**THE REQUEST**.
In the material below, find all lines with the string "color" and copy them.

**INPUT RECORDS**.

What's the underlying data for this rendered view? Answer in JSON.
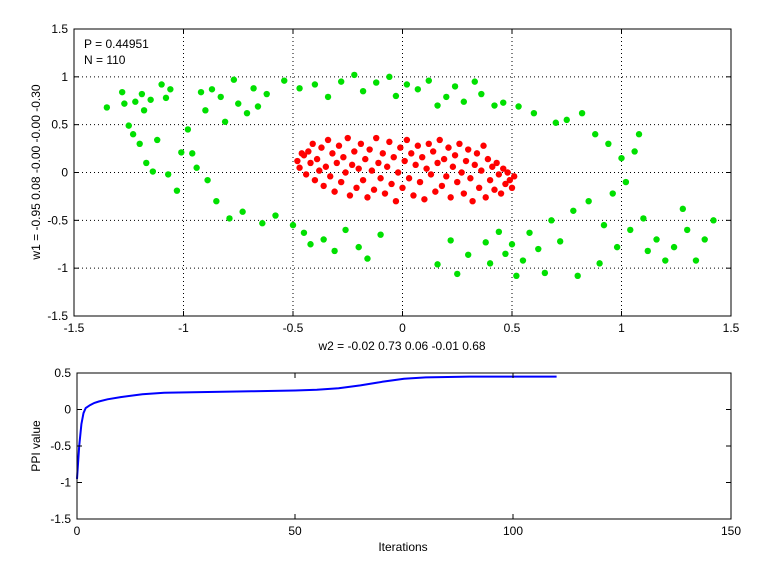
{
  "chart_data": [
    {
      "type": "scatter",
      "title": "",
      "xlabel": "w2 = -0.02  0.73  0.06  -0.01  0.68",
      "ylabel": "w1 = -0.95  0.08  -0.00  -0.00  -0.30",
      "xlim": [
        -1.5,
        1.5
      ],
      "ylim": [
        -1.5,
        1.5
      ],
      "xticks": [
        -1.5,
        -1,
        -0.5,
        0,
        0.5,
        1,
        1.5
      ],
      "yticks": [
        -1.5,
        -1,
        -0.5,
        0,
        0.5,
        1,
        1.5
      ],
      "grid": true,
      "annotations": [
        "P = 0.44951",
        "N = 110"
      ],
      "series": [
        {
          "color": "#00e000",
          "points": [
            [
              -1.35,
              0.68
            ],
            [
              -1.28,
              0.84
            ],
            [
              -1.27,
              0.72
            ],
            [
              -1.25,
              0.49
            ],
            [
              -1.23,
              0.4
            ],
            [
              -1.22,
              0.74
            ],
            [
              -1.2,
              0.3
            ],
            [
              -1.19,
              0.82
            ],
            [
              -1.18,
              0.65
            ],
            [
              -1.17,
              0.1
            ],
            [
              -1.15,
              0.76
            ],
            [
              -1.14,
              0.01
            ],
            [
              -1.12,
              0.34
            ],
            [
              -1.1,
              0.92
            ],
            [
              -1.08,
              0.78
            ],
            [
              -1.07,
              -0.02
            ],
            [
              -1.06,
              0.87
            ],
            [
              -1.03,
              -0.19
            ],
            [
              -1.01,
              0.21
            ],
            [
              -0.98,
              0.45
            ],
            [
              -0.96,
              0.2
            ],
            [
              -0.94,
              0.05
            ],
            [
              -0.92,
              0.84
            ],
            [
              -0.9,
              0.65
            ],
            [
              -0.89,
              -0.08
            ],
            [
              -0.87,
              0.87
            ],
            [
              -0.85,
              -0.3
            ],
            [
              -0.83,
              0.79
            ],
            [
              -0.81,
              0.53
            ],
            [
              -0.79,
              -0.48
            ],
            [
              -0.77,
              0.97
            ],
            [
              -0.75,
              0.72
            ],
            [
              -0.73,
              -0.41
            ],
            [
              -0.71,
              0.62
            ],
            [
              -0.68,
              0.88
            ],
            [
              -0.66,
              0.69
            ],
            [
              -0.64,
              -0.53
            ],
            [
              -0.62,
              0.82
            ],
            [
              -0.58,
              -0.45
            ],
            [
              -0.54,
              0.96
            ],
            [
              -0.5,
              -0.55
            ],
            [
              -0.47,
              0.88
            ],
            [
              -0.45,
              -0.63
            ],
            [
              -0.42,
              -0.75
            ],
            [
              -0.4,
              0.92
            ],
            [
              -0.36,
              -0.7
            ],
            [
              -0.34,
              0.79
            ],
            [
              -0.31,
              -0.82
            ],
            [
              -0.28,
              0.95
            ],
            [
              -0.26,
              -0.6
            ],
            [
              -0.22,
              1.02
            ],
            [
              -0.2,
              -0.78
            ],
            [
              -0.18,
              0.85
            ],
            [
              -0.16,
              -0.9
            ],
            [
              -0.12,
              0.94
            ],
            [
              -0.1,
              -0.65
            ],
            [
              -0.06,
              1.0
            ],
            [
              -0.03,
              0.8
            ],
            [
              0.02,
              0.92
            ],
            [
              0.07,
              0.87
            ],
            [
              0.12,
              0.96
            ],
            [
              0.16,
              0.7
            ],
            [
              0.16,
              -0.96
            ],
            [
              0.2,
              0.79
            ],
            [
              0.22,
              -0.71
            ],
            [
              0.24,
              0.9
            ],
            [
              0.25,
              -1.06
            ],
            [
              0.28,
              0.74
            ],
            [
              0.3,
              -0.86
            ],
            [
              0.33,
              0.95
            ],
            [
              0.36,
              0.82
            ],
            [
              0.38,
              -0.73
            ],
            [
              0.4,
              -0.95
            ],
            [
              0.42,
              0.7
            ],
            [
              0.44,
              -0.62
            ],
            [
              0.46,
              0.73
            ],
            [
              0.47,
              -0.85
            ],
            [
              0.5,
              -0.75
            ],
            [
              0.52,
              -1.08
            ],
            [
              0.53,
              0.69
            ],
            [
              0.55,
              -0.92
            ],
            [
              0.58,
              -0.63
            ],
            [
              0.6,
              0.62
            ],
            [
              0.62,
              -0.8
            ],
            [
              0.65,
              -1.05
            ],
            [
              0.68,
              -0.5
            ],
            [
              0.7,
              0.52
            ],
            [
              0.72,
              -0.72
            ],
            [
              0.75,
              0.55
            ],
            [
              0.78,
              -0.4
            ],
            [
              0.8,
              -1.08
            ],
            [
              0.82,
              0.62
            ],
            [
              0.85,
              -0.3
            ],
            [
              0.88,
              0.4
            ],
            [
              0.9,
              -0.95
            ],
            [
              0.92,
              -0.55
            ],
            [
              0.94,
              0.3
            ],
            [
              0.96,
              -0.22
            ],
            [
              0.98,
              -0.78
            ],
            [
              1.0,
              0.15
            ],
            [
              1.02,
              -0.1
            ],
            [
              1.04,
              -0.6
            ],
            [
              1.06,
              0.22
            ],
            [
              1.08,
              0.4
            ],
            [
              1.1,
              -0.48
            ],
            [
              1.12,
              -0.82
            ],
            [
              1.16,
              -0.7
            ],
            [
              1.2,
              -0.92
            ],
            [
              1.24,
              -0.78
            ],
            [
              1.28,
              -0.38
            ],
            [
              1.3,
              -0.6
            ],
            [
              1.34,
              -0.92
            ],
            [
              1.38,
              -0.7
            ],
            [
              1.42,
              -0.5
            ]
          ]
        },
        {
          "color": "#ff0000",
          "points": [
            [
              -0.48,
              0.12
            ],
            [
              -0.47,
              0.05
            ],
            [
              -0.45,
              0.18
            ],
            [
              -0.44,
              -0.02
            ],
            [
              -0.43,
              0.22
            ],
            [
              -0.42,
              0.1
            ],
            [
              -0.41,
              0.3
            ],
            [
              -0.4,
              -0.08
            ],
            [
              -0.39,
              0.14
            ],
            [
              -0.38,
              0.02
            ],
            [
              -0.37,
              0.26
            ],
            [
              -0.36,
              -0.14
            ],
            [
              -0.35,
              0.06
            ],
            [
              -0.34,
              0.34
            ],
            [
              -0.33,
              -0.04
            ],
            [
              -0.32,
              0.2
            ],
            [
              -0.31,
              -0.2
            ],
            [
              -0.3,
              0.1
            ],
            [
              -0.29,
              0.28
            ],
            [
              -0.28,
              -0.1
            ],
            [
              -0.27,
              0.16
            ],
            [
              -0.26,
              0.0
            ],
            [
              -0.25,
              0.36
            ],
            [
              -0.24,
              -0.24
            ],
            [
              -0.23,
              0.08
            ],
            [
              -0.22,
              0.22
            ],
            [
              -0.21,
              -0.16
            ],
            [
              -0.2,
              0.04
            ],
            [
              -0.19,
              0.3
            ],
            [
              -0.18,
              -0.08
            ],
            [
              -0.17,
              0.14
            ],
            [
              -0.16,
              -0.26
            ],
            [
              -0.15,
              0.24
            ],
            [
              -0.14,
              0.02
            ],
            [
              -0.13,
              -0.18
            ],
            [
              -0.12,
              0.36
            ],
            [
              -0.11,
              0.1
            ],
            [
              -0.1,
              -0.06
            ],
            [
              -0.09,
              0.2
            ],
            [
              -0.08,
              -0.22
            ],
            [
              -0.07,
              0.06
            ],
            [
              -0.06,
              0.32
            ],
            [
              -0.05,
              -0.12
            ],
            [
              -0.04,
              0.16
            ],
            [
              -0.03,
              -0.3
            ],
            [
              -0.02,
              0.0
            ],
            [
              -0.01,
              0.26
            ],
            [
              0.0,
              -0.16
            ],
            [
              0.01,
              0.12
            ],
            [
              0.02,
              0.34
            ],
            [
              0.03,
              -0.06
            ],
            [
              0.04,
              0.2
            ],
            [
              0.05,
              -0.24
            ],
            [
              0.06,
              0.08
            ],
            [
              0.07,
              0.28
            ],
            [
              0.08,
              -0.1
            ],
            [
              0.09,
              0.16
            ],
            [
              0.1,
              -0.28
            ],
            [
              0.11,
              0.04
            ],
            [
              0.12,
              0.3
            ],
            [
              0.13,
              -0.02
            ],
            [
              0.14,
              0.22
            ],
            [
              0.15,
              -0.2
            ],
            [
              0.16,
              0.1
            ],
            [
              0.17,
              0.34
            ],
            [
              0.18,
              -0.14
            ],
            [
              0.19,
              0.14
            ],
            [
              0.2,
              -0.04
            ],
            [
              0.21,
              0.26
            ],
            [
              0.22,
              -0.26
            ],
            [
              0.23,
              0.06
            ],
            [
              0.24,
              0.18
            ],
            [
              0.25,
              -0.1
            ],
            [
              0.26,
              0.3
            ],
            [
              0.27,
              0.0
            ],
            [
              0.28,
              -0.22
            ],
            [
              0.29,
              0.12
            ],
            [
              0.3,
              0.24
            ],
            [
              0.31,
              -0.06
            ],
            [
              0.32,
              -0.3
            ],
            [
              0.33,
              0.08
            ],
            [
              0.34,
              0.2
            ],
            [
              0.35,
              -0.16
            ],
            [
              0.36,
              0.02
            ],
            [
              0.37,
              0.28
            ],
            [
              0.38,
              -0.26
            ],
            [
              0.39,
              0.14
            ],
            [
              0.4,
              -0.08
            ],
            [
              0.41,
              0.06
            ],
            [
              0.42,
              -0.18
            ],
            [
              0.43,
              0.1
            ],
            [
              0.44,
              -0.02
            ],
            [
              0.45,
              -0.22
            ],
            [
              0.46,
              0.04
            ],
            [
              0.47,
              -0.12
            ],
            [
              0.48,
              0.0
            ],
            [
              0.49,
              -0.08
            ],
            [
              0.5,
              -0.16
            ],
            [
              0.51,
              -0.04
            ],
            [
              -0.46,
              0.2
            ]
          ]
        }
      ]
    },
    {
      "type": "line",
      "title": "",
      "xlabel": "Iterations",
      "ylabel": "PPI value",
      "xlim": [
        0,
        150
      ],
      "ylim": [
        -1.5,
        0.5
      ],
      "xticks": [
        0,
        50,
        100,
        150
      ],
      "yticks": [
        -1.5,
        -1,
        -0.5,
        0,
        0.5
      ],
      "grid": false,
      "series": [
        {
          "color": "#0000ff",
          "x": [
            0,
            0.5,
            1,
            1.5,
            2,
            3,
            4,
            5,
            7,
            10,
            15,
            20,
            30,
            40,
            50,
            55,
            60,
            65,
            70,
            75,
            80,
            90,
            100,
            110
          ],
          "y": [
            -0.95,
            -0.5,
            -0.2,
            -0.05,
            0.02,
            0.06,
            0.09,
            0.11,
            0.14,
            0.17,
            0.21,
            0.23,
            0.24,
            0.25,
            0.26,
            0.27,
            0.29,
            0.33,
            0.38,
            0.42,
            0.44,
            0.45,
            0.45,
            0.45
          ]
        }
      ]
    }
  ]
}
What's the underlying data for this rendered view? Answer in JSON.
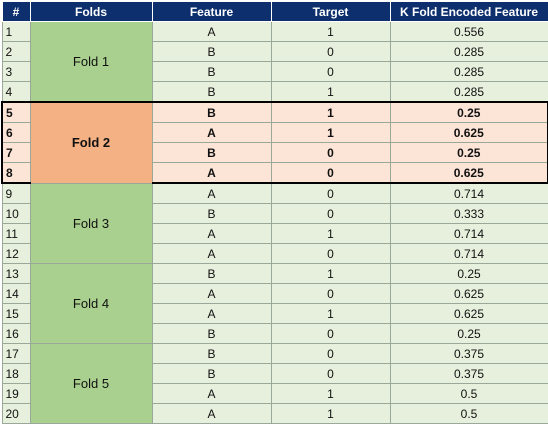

**OUTPUT OF THE EXERCISE**.
          "color": "#00e000",
          "color": "#ff0000",
          "color": "#0000ff",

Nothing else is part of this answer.